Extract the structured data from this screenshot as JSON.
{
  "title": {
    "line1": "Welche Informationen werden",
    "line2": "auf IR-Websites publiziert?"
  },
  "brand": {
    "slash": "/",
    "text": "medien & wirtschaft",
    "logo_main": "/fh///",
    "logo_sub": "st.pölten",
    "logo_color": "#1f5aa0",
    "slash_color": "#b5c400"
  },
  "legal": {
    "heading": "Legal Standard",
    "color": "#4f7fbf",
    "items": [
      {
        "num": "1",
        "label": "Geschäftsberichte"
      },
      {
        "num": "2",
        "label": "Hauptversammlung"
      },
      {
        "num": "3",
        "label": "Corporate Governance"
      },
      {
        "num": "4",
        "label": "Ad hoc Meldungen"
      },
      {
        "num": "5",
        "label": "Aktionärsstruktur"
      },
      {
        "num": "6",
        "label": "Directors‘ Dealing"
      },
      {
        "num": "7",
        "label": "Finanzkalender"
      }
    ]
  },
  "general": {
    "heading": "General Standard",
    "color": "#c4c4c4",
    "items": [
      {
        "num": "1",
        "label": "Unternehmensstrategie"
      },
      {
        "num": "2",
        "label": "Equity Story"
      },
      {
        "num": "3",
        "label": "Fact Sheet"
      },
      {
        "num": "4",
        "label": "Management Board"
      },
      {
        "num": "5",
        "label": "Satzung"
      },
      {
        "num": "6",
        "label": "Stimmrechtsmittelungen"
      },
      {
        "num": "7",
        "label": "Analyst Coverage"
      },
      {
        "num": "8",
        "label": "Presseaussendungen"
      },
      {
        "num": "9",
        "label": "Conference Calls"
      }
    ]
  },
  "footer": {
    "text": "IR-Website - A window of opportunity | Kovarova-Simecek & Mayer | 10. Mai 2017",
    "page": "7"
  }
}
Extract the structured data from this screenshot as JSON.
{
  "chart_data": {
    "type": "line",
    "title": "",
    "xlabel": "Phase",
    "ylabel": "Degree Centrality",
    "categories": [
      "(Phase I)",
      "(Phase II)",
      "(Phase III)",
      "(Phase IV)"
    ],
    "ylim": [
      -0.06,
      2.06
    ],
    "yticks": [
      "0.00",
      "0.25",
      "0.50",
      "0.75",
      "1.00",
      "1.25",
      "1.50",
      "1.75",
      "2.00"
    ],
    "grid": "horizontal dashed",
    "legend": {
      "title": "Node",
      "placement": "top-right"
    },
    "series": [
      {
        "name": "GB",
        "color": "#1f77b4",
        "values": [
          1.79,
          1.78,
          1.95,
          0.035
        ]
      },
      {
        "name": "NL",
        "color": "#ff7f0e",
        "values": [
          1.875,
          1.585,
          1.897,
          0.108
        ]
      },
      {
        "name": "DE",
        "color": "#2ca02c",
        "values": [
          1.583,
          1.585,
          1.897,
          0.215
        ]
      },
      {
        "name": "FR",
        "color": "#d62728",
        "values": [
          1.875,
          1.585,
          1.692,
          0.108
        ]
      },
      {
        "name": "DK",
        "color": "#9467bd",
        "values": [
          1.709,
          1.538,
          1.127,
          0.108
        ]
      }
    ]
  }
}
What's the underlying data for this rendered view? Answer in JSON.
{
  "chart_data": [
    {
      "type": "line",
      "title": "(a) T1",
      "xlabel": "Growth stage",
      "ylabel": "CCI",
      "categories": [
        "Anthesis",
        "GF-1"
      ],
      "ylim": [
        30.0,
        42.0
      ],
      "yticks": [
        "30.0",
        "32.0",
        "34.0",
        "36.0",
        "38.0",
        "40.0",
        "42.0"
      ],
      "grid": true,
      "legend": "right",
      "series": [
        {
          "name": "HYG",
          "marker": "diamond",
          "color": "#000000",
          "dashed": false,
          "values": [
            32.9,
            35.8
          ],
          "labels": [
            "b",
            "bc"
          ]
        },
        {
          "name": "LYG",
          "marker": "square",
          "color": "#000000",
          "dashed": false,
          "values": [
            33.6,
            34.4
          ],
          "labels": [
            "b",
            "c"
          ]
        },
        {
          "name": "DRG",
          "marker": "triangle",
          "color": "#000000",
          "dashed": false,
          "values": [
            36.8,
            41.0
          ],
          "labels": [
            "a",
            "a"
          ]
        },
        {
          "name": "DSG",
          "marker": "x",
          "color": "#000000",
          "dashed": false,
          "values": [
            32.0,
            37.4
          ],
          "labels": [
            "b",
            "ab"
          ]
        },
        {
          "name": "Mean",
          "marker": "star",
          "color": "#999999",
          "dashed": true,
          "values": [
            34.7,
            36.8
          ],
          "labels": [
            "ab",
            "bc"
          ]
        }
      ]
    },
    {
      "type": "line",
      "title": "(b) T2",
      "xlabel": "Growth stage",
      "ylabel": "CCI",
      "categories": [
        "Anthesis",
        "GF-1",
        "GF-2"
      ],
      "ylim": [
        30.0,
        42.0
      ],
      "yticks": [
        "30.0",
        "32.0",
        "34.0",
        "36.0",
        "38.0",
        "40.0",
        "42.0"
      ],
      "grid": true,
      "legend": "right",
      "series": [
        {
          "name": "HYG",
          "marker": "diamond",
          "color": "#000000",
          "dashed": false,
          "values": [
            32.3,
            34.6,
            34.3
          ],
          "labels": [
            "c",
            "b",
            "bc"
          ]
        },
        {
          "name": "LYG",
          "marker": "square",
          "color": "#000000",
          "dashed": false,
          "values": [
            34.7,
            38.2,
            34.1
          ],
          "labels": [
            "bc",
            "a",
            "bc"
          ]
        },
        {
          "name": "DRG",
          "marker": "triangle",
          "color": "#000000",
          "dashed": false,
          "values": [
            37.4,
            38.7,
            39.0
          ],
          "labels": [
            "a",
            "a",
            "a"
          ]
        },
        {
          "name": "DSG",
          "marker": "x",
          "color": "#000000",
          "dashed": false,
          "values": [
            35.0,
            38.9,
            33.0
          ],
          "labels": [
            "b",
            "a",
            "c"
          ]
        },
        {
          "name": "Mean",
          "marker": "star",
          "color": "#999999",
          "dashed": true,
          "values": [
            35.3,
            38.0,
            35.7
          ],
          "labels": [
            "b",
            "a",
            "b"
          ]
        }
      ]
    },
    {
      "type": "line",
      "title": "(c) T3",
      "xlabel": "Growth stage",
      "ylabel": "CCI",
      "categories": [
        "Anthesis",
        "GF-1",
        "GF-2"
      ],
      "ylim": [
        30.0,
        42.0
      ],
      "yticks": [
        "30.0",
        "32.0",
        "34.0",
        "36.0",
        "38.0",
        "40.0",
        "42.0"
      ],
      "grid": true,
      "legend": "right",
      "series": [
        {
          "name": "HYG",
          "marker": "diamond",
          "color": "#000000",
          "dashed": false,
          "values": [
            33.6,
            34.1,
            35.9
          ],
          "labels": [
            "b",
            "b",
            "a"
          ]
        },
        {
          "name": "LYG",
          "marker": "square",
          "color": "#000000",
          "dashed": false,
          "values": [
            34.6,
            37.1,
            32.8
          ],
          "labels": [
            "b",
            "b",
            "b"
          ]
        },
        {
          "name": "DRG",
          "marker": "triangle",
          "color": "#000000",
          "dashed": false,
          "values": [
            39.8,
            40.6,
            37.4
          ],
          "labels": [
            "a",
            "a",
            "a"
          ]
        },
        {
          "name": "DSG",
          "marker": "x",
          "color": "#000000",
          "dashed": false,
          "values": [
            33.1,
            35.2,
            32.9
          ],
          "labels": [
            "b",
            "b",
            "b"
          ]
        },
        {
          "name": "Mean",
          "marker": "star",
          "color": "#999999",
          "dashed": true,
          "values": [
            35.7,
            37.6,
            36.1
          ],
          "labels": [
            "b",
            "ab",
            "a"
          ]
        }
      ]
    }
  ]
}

● **Exercise objective**: Copy the entries above exactly, leaving none out.

● **Task response**:
Extract the structured data from this screenshot as JSON.
{
  "title": {
    "line1": "Welche Informationen werden",
    "line2": "auf IR-Websites publiziert?"
  },
  "brand": {
    "slash": "/",
    "text": "medien & wirtschaft",
    "logo_main": "/fh///",
    "logo_sub": "st.pölten",
    "logo_color": "#1f5aa0",
    "slash_color": "#b5c400"
  },
  "legal": {
    "heading": "Legal Standard",
    "color": "#4f7fbf",
    "items": [
      {
        "num": "1",
        "label": "Geschäftsberichte"
      },
      {
        "num": "2",
        "label": "Hauptversammlung"
      },
      {
        "num": "3",
        "label": "Corporate Governance"
      },
      {
        "num": "4",
        "label": "Ad hoc Meldungen"
      },
      {
        "num": "5",
        "label": "Aktionärsstruktur"
      },
      {
        "num": "6",
        "label": "Directors‘ Dealing"
      },
      {
        "num": "7",
        "label": "Finanzkalender"
      }
    ]
  },
  "general": {
    "heading": "General Standard",
    "color": "#c4c4c4",
    "items": [
      {
        "num": "1",
        "label": "Unternehmensstrategie"
      },
      {
        "num": "2",
        "label": "Equity Story"
      },
      {
        "num": "3",
        "label": "Fact Sheet"
      },
      {
        "num": "4",
        "label": "Management Board"
      },
      {
        "num": "5",
        "label": "Satzung"
      },
      {
        "num": "6",
        "label": "Stimmrechtsmittelungen"
      },
      {
        "num": "7",
        "label": "Analyst Coverage"
      },
      {
        "num": "8",
        "label": "Presseaussendungen"
      },
      {
        "num": "9",
        "label": "Conference Calls"
      }
    ]
  },
  "footer": {
    "text": "IR-Website - A window of opportunity | Kovarova-Simecek & Mayer | 10. Mai 2017",
    "page": "7"
  }
}
Extract the structured data from this screenshot as JSON.
{
  "chart_data": {
    "type": "line",
    "title": "",
    "xlabel": "Phase",
    "ylabel": "Degree Centrality",
    "categories": [
      "(Phase I)",
      "(Phase II)",
      "(Phase III)",
      "(Phase IV)"
    ],
    "ylim": [
      -0.06,
      2.06
    ],
    "yticks": [
      "0.00",
      "0.25",
      "0.50",
      "0.75",
      "1.00",
      "1.25",
      "1.50",
      "1.75",
      "2.00"
    ],
    "grid": "horizontal dashed",
    "legend": {
      "title": "Node",
      "placement": "top-right"
    },
    "series": [
      {
        "name": "GB",
        "color": "#1f77b4",
        "values": [
          1.79,
          1.78,
          1.95,
          0.035
        ]
      },
      {
        "name": "NL",
        "color": "#ff7f0e",
        "values": [
          1.875,
          1.585,
          1.897,
          0.108
        ]
      },
      {
        "name": "DE",
        "color": "#2ca02c",
        "values": [
          1.583,
          1.585,
          1.897,
          0.215
        ]
      },
      {
        "name": "FR",
        "color": "#d62728",
        "values": [
          1.875,
          1.585,
          1.692,
          0.108
        ]
      },
      {
        "name": "DK",
        "color": "#9467bd",
        "values": [
          1.709,
          1.538,
          1.127,
          0.108
        ]
      }
    ]
  }
}
What's the underlying data for this rendered view? Answer in JSON.
{
  "chart_data": [
    {
      "type": "line",
      "title": "(a) T1",
      "xlabel": "Growth stage",
      "ylabel": "CCI",
      "categories": [
        "Anthesis",
        "GF-1"
      ],
      "ylim": [
        30.0,
        42.0
      ],
      "yticks": [
        "30.0",
        "32.0",
        "34.0",
        "36.0",
        "38.0",
        "40.0",
        "42.0"
      ],
      "grid": true,
      "legend": "right",
      "series": [
        {
          "name": "HYG",
          "marker": "diamond",
          "color": "#000000",
          "dashed": false,
          "values": [
            32.9,
            35.8
          ],
          "labels": [
            "b",
            "bc"
          ]
        },
        {
          "name": "LYG",
          "marker": "square",
          "color": "#000000",
          "dashed": false,
          "values": [
            33.6,
            34.4
          ],
          "labels": [
            "b",
            "c"
          ]
        },
        {
          "name": "DRG",
          "marker": "triangle",
          "color": "#000000",
          "dashed": false,
          "values": [
            36.8,
            41.0
          ],
          "labels": [
            "a",
            "a"
          ]
        },
        {
          "name": "DSG",
          "marker": "x",
          "color": "#000000",
          "dashed": false,
          "values": [
            32.0,
            37.4
          ],
          "labels": [
            "b",
            "ab"
          ]
        },
        {
          "name": "Mean",
          "marker": "star",
          "color": "#999999",
          "dashed": true,
          "values": [
            34.7,
            36.8
          ],
          "labels": [
            "ab",
            "bc"
          ]
        }
      ]
    },
    {
      "type": "line",
      "title": "(b) T2",
      "xlabel": "Growth stage",
      "ylabel": "CCI",
      "categories": [
        "Anthesis",
        "GF-1",
        "GF-2"
      ],
      "ylim": [
        30.0,
        42.0
      ],
      "yticks": [
        "30.0",
        "32.0",
        "34.0",
        "36.0",
        "38.0",
        "40.0",
        "42.0"
      ],
      "grid": true,
      "legend": "right",
      "series": [
        {
          "name": "HYG",
          "marker": "diamond",
          "color": "#000000",
          "dashed": false,
          "values": [
            32.3,
            34.6,
            34.3
          ],
          "labels": [
            "c",
            "b",
            "bc"
          ]
        },
        {
          "name": "LYG",
          "marker": "square",
          "color": "#000000",
          "dashed": false,
          "values": [
            34.7,
            38.2,
            34.1
          ],
          "labels": [
            "bc",
            "a",
            "bc"
          ]
        },
        {
          "name": "DRG",
          "marker": "triangle",
          "color": "#000000",
          "dashed": false,
          "values": [
            37.4,
            38.7,
            39.0
          ],
          "labels": [
            "a",
            "a",
            "a"
          ]
        },
        {
          "name": "DSG",
          "marker": "x",
          "color": "#000000",
          "dashed": false,
          "values": [
            35.0,
            38.9,
            33.0
          ],
          "labels": [
            "b",
            "a",
            "c"
          ]
        },
        {
          "name": "Mean",
          "marker": "star",
          "color": "#999999",
          "dashed": true,
          "values": [
            35.3,
            38.0,
            35.7
          ],
          "labels": [
            "b",
            "a",
            "b"
          ]
        }
      ]
    },
    {
      "type": "line",
      "title": "(c) T3",
      "xlabel": "Growth stage",
      "ylabel": "CCI",
      "categories": [
        "Anthesis",
        "GF-1",
        "GF-2"
      ],
      "ylim": [
        30.0,
        42.0
      ],
      "yticks": [
        "30.0",
        "32.0",
        "34.0",
        "36.0",
        "38.0",
        "40.0",
        "42.0"
      ],
      "grid": true,
      "legend": "right",
      "series": [
        {
          "name": "HYG",
          "marker": "diamond",
          "color": "#000000",
          "dashed": false,
          "values": [
            33.6,
            34.1,
            35.9
          ],
          "labels": [
            "b",
            "b",
            "a"
          ]
        },
        {
          "name": "LYG",
          "marker": "square",
          "color": "#000000",
          "dashed": false,
          "values": [
            34.6,
            37.1,
            32.8
          ],
          "labels": [
            "b",
            "b",
            "b"
          ]
        },
        {
          "name": "DRG",
          "marker": "triangle",
          "color": "#000000",
          "dashed": false,
          "values": [
            39.8,
            40.6,
            37.4
          ],
          "labels": [
            "a",
            "a",
            "a"
          ]
        },
        {
          "name": "DSG",
          "marker": "x",
          "color": "#000000",
          "dashed": false,
          "values": [
            33.1,
            35.2,
            32.9
          ],
          "labels": [
            "b",
            "b",
            "b"
          ]
        },
        {
          "name": "Mean",
          "marker": "star",
          "color": "#999999",
          "dashed": true,
          "values": [
            35.7,
            37.6,
            36.1
          ],
          "labels": [
            "b",
            "ab",
            "a"
          ]
        }
      ]
    }
  ]
}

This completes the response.